Extracted data entries

** start **

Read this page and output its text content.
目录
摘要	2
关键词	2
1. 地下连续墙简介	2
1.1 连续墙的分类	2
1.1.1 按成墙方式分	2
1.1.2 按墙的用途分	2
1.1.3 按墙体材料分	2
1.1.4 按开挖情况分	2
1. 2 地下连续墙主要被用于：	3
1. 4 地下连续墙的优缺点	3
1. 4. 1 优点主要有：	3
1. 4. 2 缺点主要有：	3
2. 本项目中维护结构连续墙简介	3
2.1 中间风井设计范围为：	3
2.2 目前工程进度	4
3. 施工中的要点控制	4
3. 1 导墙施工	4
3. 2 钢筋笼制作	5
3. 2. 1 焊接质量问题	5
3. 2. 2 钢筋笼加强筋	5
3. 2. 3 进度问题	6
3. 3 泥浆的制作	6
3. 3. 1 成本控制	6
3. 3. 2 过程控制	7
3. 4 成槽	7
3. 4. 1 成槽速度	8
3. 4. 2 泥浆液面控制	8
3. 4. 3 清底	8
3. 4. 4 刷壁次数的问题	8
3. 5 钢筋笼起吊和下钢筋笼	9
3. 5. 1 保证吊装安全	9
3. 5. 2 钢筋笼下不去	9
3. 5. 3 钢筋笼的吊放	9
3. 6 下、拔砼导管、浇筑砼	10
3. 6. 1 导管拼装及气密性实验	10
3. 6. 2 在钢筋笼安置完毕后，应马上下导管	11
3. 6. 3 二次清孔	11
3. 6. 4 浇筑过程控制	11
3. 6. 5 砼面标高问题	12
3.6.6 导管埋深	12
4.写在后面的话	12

** end **

Write out the entries in full, exactly as given.

Read this page and output its text content.
目录
摘要	2
关键词	2
1. 地下连续墙简介	2
1.1 连续墙的分类	2
1.1.1 按成墙方式分	2
1.1.2 按墙的用途分	2
1.1.3 按墙体材料分	2
1.1.4 按开挖情况分	2
1. 2 地下连续墙主要被用于：	3
1. 4 地下连续墙的优缺点	3
1. 4. 1 优点主要有：	3
1. 4. 2 缺点主要有：	3
2. 本项目中维护结构连续墙简介	3
2.1 中间风井设计范围为：	3
2.2 目前工程进度	4
3. 施工中的要点控制	4
3. 1 导墙施工	4
3. 2 钢筋笼制作	5
3. 2. 1 焊接质量问题	5
3. 2. 2 钢筋笼加强筋	5
3. 2. 3 进度问题	6
3. 3 泥浆的制作	6
3. 3. 1 成本控制	6
3. 3. 2 过程控制	7
3. 4 成槽	7
3. 4. 1 成槽速度	8
3. 4. 2 泥浆液面控制	8
3. 4. 3 清底	8
3. 4. 4 刷壁次数的问题	8
3. 5 钢筋笼起吊和下钢筋笼	9
3. 5. 1 保证吊装安全	9
3. 5. 2 钢筋笼下不去	9
3. 5. 3 钢筋笼的吊放	9
3. 6 下、拔砼导管、浇筑砼	10
3. 6. 1 导管拼装及气密性实验	10
3. 6. 2 在钢筋笼安置完毕后，应马上下导管	11
3. 6. 3 二次清孔	11
3. 6. 4 浇筑过程控制	11
3. 6. 5 砼面标高问题	12
3.6.6 导管埋深	12
4.写在后面的话	12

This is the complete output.